*Record list*:
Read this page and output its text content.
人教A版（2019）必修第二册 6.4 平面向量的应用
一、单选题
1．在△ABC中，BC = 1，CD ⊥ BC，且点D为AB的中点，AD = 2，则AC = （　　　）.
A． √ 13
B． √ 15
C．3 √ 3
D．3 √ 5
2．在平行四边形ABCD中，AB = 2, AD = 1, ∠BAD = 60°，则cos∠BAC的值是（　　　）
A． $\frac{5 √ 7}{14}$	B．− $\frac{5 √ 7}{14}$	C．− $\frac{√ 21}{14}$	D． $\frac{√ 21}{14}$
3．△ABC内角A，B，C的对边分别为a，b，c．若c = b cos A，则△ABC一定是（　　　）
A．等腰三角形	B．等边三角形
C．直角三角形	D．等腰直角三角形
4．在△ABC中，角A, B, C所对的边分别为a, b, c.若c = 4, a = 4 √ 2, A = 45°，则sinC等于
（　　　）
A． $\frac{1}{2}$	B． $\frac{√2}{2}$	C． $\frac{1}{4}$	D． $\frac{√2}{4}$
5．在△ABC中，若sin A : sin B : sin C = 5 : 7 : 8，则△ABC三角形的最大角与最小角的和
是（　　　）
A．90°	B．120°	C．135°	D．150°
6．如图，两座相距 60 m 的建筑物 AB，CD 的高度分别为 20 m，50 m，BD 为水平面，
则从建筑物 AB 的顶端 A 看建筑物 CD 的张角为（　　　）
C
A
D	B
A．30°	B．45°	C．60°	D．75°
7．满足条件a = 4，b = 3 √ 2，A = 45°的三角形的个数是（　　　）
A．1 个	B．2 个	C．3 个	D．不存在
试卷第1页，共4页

*Task description*:
Reproduce all the data word for word.

*Written response*:
Read this page and output its text content.
人教A版（2019）必修第二册 6.4 平面向量的应用
一、单选题
1．在△ABC中，BC = 1，CD ⊥ BC，且点D为AB的中点，AD = 2，则AC = （　　　）.
A． √ 13
B． √ 15
C．3 √ 3
D．3 √ 5
2．在平行四边形ABCD中，AB = 2, AD = 1, ∠BAD = 60°，则cos∠BAC的值是（　　　）
A． $\frac{5 √ 7}{14}$	B．− $\frac{5 √ 7}{14}$	C．− $\frac{√ 21}{14}$	D． $\frac{√ 21}{14}$
3．△ABC内角A，B，C的对边分别为a，b，c．若c = b cos A，则△ABC一定是（　　　）
A．等腰三角形	B．等边三角形
C．直角三角形	D．等腰直角三角形
4．在△ABC中，角A, B, C所对的边分别为a, b, c.若c = 4, a = 4 √ 2, A = 45°，则sinC等于
（　　　）
A． $\frac{1}{2}$	B． $\frac{√2}{2}$	C． $\frac{1}{4}$	D． $\frac{√2}{4}$
5．在△ABC中，若sin A : sin B : sin C = 5 : 7 : 8，则△ABC三角形的最大角与最小角的和
是（　　　）
A．90°	B．120°	C．135°	D．150°
6．如图，两座相距 60 m 的建筑物 AB，CD 的高度分别为 20 m，50 m，BD 为水平面，
则从建筑物 AB 的顶端 A 看建筑物 CD 的张角为（　　　）
C
A
D	B
A．30°	B．45°	C．60°	D．75°
7．满足条件a = 4，b = 3 √ 2，A = 45°的三角形的个数是（　　　）
A．1 个	B．2 个	C．3 个	D．不存在
试卷第1页，共4页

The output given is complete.